* Description of the task *
Present each line of the entries below that holds the word "自我保护小画册".

──────── Provided records

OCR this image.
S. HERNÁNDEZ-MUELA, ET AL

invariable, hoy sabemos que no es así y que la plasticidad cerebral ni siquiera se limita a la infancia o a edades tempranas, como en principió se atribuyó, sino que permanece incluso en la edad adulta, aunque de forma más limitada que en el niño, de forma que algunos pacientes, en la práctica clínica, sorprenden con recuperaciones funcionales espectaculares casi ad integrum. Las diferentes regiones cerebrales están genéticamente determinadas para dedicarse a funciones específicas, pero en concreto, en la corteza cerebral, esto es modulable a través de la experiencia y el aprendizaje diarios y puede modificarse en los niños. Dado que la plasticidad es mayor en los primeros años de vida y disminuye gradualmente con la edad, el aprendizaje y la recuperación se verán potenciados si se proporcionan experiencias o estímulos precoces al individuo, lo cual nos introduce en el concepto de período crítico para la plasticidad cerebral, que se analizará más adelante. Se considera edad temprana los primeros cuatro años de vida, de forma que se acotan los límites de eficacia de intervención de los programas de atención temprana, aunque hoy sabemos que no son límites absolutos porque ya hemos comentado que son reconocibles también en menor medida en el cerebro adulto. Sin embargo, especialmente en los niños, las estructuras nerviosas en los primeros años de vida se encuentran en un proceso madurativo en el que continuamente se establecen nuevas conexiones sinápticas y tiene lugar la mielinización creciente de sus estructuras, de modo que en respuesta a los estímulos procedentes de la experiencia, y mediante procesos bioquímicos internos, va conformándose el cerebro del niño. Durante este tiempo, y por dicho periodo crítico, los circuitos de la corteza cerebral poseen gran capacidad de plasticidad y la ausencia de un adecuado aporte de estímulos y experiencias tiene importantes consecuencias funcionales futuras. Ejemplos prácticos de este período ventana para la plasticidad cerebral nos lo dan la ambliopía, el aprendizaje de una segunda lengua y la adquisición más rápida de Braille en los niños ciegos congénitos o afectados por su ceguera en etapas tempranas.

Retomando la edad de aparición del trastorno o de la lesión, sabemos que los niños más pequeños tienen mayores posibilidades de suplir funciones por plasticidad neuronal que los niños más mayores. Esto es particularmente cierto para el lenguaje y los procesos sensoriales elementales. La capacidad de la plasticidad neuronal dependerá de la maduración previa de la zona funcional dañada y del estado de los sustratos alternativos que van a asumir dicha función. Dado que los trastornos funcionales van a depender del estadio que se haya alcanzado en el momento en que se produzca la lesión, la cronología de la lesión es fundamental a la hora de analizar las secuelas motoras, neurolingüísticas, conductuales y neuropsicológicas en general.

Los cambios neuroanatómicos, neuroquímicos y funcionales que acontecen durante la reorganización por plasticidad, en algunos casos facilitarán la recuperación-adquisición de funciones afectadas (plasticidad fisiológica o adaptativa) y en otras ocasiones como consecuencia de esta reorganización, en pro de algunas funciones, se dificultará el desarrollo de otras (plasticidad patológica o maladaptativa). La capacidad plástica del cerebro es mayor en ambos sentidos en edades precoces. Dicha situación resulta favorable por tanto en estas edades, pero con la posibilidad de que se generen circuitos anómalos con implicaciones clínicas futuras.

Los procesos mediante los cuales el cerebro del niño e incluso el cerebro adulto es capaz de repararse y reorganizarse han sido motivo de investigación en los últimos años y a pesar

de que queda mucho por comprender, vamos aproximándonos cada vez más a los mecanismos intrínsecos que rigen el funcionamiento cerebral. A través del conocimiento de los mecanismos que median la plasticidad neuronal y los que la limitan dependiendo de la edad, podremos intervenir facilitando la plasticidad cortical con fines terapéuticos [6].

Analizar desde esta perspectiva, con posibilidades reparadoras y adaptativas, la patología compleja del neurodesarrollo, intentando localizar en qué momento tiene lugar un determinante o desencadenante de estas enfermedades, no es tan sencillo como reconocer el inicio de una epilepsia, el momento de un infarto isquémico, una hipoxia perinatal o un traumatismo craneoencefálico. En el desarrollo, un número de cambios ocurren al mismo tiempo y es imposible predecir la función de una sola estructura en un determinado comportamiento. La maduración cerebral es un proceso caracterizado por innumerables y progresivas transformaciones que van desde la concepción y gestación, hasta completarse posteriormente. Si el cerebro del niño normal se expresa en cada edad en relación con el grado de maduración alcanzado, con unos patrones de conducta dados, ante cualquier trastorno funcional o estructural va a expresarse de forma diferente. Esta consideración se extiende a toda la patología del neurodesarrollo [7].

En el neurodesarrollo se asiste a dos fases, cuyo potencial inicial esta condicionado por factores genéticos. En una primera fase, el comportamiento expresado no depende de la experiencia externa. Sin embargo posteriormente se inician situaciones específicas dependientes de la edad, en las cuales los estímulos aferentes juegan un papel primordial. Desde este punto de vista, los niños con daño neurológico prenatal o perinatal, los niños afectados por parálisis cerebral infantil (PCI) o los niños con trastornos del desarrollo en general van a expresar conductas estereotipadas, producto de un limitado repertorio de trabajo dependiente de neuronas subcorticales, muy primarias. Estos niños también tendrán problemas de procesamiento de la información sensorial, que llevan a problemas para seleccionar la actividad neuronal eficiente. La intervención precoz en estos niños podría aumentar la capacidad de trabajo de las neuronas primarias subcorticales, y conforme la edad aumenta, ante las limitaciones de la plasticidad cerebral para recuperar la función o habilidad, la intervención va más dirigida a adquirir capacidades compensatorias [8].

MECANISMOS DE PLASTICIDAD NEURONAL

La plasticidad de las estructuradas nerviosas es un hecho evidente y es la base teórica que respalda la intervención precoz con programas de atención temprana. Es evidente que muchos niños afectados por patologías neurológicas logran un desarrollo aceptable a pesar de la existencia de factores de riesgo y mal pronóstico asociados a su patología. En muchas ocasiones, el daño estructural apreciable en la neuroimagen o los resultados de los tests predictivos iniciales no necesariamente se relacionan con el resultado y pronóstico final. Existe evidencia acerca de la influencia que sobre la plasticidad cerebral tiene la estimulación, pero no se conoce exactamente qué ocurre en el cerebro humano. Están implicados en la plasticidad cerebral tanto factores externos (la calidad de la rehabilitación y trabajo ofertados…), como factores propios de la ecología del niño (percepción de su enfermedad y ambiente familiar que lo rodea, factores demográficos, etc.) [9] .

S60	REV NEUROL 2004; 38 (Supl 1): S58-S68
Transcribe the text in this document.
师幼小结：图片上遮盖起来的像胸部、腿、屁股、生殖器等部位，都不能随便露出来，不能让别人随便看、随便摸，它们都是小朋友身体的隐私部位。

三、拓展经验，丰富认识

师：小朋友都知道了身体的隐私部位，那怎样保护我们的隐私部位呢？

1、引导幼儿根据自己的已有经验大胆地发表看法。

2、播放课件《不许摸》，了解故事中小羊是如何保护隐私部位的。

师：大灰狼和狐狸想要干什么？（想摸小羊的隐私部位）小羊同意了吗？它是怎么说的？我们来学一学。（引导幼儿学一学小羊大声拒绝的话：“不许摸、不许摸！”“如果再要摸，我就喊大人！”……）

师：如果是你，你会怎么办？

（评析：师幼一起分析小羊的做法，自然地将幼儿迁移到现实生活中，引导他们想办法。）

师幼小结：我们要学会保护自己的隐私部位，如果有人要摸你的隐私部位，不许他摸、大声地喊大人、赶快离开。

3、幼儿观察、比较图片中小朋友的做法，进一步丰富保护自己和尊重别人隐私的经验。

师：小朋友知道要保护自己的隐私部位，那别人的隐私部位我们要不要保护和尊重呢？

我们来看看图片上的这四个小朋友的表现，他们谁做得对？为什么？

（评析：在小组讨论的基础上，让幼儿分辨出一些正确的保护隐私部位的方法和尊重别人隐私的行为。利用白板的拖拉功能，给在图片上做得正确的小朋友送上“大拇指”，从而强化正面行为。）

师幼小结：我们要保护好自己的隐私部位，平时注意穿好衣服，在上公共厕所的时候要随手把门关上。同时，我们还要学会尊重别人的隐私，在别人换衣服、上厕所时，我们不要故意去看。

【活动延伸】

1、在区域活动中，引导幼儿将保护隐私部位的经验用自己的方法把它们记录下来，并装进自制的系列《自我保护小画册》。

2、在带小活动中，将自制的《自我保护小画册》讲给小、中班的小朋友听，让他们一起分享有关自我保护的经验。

────────────────

* The result *
1、在区域活动中，引导幼儿将保护隐私部位的经验用自己的方法把它们记录下来，并装进自制的系列《自我保护小画册》。
2、在带小活动中，将自制的《自我保护小画册》讲给小、中班的小朋友听，让他们一起分享有关自我保护的经验。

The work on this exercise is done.